■ **Job**: Each entry has to be copied exactly, with nothing missed.

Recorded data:
-- -- --
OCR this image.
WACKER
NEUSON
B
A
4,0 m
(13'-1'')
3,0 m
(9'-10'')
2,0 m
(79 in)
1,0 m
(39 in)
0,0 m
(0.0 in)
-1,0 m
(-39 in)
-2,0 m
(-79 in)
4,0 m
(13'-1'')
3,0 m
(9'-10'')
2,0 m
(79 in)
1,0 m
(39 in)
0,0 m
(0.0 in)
-- -- --
■ **Finished exercise**:
OCR this image.
WACKER
NEUSON
B
A
4,0 m
(13'-1'')
3,0 m
(9'-10'')
2,0 m
(79 in)
1,0 m
(39 in)
0,0 m
(0.0 in)
-1,0 m
(-39 in)
-2,0 m
(-79 in)
4,0 m
(13'-1'')
3,0 m
(9'-10'')
2,0 m
(79 in)
1,0 m
(39 in)
0,0 m
(0.0 in)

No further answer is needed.